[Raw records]
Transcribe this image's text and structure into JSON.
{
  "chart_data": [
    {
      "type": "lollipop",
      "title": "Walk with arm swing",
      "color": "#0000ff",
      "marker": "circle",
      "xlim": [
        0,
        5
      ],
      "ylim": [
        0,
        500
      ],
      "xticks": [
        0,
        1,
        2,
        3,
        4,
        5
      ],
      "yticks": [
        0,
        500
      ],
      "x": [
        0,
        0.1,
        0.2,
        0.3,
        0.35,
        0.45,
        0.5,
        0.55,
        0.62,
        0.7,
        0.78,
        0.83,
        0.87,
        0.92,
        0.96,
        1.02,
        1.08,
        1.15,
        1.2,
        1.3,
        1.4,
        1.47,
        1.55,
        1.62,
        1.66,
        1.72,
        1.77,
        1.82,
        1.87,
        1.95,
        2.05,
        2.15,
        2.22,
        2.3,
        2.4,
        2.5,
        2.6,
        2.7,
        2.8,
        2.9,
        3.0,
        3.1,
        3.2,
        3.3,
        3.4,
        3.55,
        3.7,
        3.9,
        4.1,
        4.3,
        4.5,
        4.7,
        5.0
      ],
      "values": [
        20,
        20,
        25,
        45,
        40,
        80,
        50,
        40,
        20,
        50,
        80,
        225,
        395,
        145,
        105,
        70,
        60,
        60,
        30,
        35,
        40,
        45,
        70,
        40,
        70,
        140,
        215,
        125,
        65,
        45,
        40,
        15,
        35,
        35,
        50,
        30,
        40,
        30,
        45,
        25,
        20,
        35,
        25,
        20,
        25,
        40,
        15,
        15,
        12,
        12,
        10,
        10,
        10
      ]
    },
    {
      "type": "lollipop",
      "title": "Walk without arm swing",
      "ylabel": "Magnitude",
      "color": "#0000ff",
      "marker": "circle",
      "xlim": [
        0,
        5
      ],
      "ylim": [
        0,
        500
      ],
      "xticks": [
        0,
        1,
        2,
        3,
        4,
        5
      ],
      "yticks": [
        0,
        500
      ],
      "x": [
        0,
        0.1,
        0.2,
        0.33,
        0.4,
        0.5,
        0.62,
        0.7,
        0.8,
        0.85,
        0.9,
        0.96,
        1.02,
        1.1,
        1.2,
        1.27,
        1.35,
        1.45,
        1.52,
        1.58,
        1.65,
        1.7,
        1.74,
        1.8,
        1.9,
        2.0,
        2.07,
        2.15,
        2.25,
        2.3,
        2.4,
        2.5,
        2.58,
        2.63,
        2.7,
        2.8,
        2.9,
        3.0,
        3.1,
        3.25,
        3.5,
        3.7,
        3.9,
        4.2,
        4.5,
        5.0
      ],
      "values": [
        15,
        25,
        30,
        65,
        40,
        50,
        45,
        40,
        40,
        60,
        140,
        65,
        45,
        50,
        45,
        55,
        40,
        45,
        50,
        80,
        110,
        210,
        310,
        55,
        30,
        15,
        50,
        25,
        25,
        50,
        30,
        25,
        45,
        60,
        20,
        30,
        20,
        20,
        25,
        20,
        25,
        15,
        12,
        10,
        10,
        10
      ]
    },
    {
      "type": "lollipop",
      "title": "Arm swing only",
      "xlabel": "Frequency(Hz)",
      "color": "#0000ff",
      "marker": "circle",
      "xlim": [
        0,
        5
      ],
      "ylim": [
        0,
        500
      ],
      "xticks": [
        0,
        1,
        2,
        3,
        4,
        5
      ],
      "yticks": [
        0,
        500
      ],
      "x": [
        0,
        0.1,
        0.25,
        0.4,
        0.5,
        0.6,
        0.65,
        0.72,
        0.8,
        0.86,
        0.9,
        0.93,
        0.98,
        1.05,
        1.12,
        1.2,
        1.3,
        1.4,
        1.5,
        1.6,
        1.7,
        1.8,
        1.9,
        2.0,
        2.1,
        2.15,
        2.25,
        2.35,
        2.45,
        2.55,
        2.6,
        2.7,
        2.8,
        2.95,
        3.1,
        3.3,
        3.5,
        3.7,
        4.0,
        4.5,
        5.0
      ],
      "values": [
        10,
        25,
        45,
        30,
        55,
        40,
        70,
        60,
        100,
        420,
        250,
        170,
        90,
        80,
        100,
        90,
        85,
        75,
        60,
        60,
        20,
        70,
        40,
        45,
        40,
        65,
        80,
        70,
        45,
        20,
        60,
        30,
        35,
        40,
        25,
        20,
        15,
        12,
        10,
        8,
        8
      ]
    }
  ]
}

● Exercise description
Take every line from the data that contains the word "title".

● Correct result
      "title": "Walk with arm swing",
      "title": "Walk without arm swing",
      "title": "Arm swing only",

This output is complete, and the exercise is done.